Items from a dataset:
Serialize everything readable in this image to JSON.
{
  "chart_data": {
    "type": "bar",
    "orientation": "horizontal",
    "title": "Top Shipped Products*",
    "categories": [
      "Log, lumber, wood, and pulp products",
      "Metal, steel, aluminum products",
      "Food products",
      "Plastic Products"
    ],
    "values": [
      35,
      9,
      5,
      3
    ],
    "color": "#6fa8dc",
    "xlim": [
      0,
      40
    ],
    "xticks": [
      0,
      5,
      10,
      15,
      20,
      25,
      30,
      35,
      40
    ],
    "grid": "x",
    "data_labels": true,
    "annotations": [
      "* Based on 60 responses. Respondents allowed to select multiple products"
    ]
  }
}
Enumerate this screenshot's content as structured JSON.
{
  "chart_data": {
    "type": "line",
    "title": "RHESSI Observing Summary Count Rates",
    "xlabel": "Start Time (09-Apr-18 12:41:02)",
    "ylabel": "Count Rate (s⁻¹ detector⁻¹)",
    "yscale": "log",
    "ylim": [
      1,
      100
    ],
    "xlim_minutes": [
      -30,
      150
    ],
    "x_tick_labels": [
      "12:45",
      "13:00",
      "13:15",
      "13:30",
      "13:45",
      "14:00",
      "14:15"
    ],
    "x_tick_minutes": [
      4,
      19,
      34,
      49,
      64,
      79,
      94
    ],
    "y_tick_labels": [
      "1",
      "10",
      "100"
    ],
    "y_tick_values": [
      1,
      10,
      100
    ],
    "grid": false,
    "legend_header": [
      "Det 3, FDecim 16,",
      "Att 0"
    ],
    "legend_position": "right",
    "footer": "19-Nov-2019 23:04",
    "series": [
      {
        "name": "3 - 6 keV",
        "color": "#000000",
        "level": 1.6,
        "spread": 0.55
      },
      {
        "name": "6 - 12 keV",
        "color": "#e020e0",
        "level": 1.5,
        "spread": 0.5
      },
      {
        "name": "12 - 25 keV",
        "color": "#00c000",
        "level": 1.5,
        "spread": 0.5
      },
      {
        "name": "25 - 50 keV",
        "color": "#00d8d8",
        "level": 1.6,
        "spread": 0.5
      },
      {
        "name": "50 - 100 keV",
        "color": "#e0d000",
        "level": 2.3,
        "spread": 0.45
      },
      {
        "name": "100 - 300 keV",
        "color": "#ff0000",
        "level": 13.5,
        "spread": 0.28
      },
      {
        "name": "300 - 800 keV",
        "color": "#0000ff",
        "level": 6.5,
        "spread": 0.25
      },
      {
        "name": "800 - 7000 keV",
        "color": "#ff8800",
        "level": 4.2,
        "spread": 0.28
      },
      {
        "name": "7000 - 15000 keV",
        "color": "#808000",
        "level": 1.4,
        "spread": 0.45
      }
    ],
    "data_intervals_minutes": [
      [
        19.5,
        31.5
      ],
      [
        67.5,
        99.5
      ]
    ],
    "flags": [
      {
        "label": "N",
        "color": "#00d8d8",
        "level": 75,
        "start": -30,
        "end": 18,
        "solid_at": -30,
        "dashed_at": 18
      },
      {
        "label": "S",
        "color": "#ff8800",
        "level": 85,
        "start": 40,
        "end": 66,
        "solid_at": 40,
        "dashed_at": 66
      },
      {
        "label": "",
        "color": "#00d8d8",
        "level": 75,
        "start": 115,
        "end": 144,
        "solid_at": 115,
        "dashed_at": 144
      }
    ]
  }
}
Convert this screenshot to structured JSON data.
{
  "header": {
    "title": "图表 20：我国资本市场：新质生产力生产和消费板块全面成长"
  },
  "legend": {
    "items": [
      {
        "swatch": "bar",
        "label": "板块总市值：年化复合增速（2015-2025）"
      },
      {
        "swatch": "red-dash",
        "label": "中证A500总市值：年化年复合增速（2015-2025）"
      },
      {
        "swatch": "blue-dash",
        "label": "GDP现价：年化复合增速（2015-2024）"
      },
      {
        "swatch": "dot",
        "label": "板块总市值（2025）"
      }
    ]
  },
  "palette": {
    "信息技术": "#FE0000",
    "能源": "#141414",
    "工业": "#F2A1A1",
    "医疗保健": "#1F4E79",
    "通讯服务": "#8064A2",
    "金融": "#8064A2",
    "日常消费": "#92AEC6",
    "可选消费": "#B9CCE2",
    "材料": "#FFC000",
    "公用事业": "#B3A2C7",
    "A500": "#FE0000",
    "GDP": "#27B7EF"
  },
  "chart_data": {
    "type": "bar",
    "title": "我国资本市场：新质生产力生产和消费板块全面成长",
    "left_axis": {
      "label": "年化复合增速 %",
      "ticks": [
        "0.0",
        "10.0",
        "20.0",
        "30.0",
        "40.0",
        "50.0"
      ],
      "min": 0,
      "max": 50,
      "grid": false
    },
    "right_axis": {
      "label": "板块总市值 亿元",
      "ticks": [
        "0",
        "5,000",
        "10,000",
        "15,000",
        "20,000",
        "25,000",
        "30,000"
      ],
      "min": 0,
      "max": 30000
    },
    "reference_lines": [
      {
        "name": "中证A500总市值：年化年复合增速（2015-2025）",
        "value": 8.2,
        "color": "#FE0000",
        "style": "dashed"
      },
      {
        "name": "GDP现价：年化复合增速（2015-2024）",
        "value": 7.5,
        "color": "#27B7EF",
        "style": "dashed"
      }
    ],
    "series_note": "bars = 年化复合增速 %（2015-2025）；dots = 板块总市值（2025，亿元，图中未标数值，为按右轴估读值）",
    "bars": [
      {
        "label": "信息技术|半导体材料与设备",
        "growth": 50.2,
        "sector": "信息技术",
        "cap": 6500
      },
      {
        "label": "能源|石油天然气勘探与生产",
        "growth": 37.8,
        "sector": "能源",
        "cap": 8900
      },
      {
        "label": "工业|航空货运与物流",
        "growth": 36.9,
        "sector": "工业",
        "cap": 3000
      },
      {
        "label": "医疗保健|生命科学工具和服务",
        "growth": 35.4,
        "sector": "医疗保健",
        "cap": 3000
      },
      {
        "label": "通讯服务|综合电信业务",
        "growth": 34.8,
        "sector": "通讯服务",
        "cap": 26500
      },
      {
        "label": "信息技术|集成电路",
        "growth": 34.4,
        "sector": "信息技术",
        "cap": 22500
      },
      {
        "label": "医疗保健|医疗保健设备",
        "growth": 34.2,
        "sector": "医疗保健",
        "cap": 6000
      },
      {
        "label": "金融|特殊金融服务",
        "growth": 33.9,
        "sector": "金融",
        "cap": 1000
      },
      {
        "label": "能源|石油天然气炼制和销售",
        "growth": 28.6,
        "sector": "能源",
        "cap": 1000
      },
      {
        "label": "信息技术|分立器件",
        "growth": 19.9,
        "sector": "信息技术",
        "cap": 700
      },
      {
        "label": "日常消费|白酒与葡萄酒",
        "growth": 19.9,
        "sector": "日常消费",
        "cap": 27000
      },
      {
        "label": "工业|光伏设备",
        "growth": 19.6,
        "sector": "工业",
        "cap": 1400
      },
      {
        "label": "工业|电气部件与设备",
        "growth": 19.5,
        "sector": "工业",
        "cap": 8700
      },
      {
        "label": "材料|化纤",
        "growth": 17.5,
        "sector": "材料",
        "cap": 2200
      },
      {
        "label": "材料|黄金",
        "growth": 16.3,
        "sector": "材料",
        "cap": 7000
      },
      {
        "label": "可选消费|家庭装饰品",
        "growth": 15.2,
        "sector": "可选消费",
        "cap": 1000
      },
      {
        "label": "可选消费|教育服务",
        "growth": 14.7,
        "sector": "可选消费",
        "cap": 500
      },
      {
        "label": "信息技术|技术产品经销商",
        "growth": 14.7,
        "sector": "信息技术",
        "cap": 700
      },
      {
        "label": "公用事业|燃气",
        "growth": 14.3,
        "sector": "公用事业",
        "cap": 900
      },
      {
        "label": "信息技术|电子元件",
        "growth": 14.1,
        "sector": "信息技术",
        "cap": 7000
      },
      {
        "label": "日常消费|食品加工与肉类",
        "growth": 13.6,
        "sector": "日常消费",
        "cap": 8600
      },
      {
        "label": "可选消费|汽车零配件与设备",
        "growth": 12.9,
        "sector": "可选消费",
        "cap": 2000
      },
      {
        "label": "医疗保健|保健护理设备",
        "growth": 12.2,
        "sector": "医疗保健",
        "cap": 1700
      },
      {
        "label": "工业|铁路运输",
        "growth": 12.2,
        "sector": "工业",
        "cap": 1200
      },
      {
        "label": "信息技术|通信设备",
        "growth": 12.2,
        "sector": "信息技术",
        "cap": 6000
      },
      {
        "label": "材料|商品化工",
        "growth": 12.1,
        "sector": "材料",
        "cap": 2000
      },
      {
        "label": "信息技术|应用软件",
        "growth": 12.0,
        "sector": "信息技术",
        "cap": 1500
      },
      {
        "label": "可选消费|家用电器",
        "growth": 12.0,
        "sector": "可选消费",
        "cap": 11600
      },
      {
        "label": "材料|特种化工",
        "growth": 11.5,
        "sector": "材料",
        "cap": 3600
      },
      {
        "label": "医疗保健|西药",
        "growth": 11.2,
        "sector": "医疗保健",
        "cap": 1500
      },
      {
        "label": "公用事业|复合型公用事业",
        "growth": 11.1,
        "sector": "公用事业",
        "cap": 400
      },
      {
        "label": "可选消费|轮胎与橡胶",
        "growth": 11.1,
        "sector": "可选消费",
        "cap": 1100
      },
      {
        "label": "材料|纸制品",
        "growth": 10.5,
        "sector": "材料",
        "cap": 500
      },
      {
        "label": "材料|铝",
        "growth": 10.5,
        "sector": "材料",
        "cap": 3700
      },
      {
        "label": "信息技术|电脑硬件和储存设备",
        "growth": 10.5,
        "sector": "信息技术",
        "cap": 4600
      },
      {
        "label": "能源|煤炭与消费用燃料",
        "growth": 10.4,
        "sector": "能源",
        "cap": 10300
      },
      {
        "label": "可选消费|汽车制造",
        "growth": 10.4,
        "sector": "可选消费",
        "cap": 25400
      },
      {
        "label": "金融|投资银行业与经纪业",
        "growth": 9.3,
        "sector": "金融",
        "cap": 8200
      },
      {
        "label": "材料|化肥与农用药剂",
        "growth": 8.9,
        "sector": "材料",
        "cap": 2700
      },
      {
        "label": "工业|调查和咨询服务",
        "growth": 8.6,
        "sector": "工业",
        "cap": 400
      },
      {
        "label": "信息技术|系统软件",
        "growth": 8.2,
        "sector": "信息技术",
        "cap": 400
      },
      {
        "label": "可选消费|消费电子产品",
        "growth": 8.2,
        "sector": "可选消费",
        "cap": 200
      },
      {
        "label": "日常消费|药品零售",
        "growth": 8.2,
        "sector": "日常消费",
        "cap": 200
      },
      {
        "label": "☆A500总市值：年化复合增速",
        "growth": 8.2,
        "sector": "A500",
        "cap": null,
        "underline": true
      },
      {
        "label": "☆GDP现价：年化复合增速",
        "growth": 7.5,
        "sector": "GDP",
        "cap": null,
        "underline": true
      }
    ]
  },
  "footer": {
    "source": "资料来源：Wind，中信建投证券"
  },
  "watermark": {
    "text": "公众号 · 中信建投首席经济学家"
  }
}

### [SET EXERCISE]
Only the number is wanted: how many lines in the data include the string "通讯服务"?

### [ANSWER TO THIS EXERCISE]
3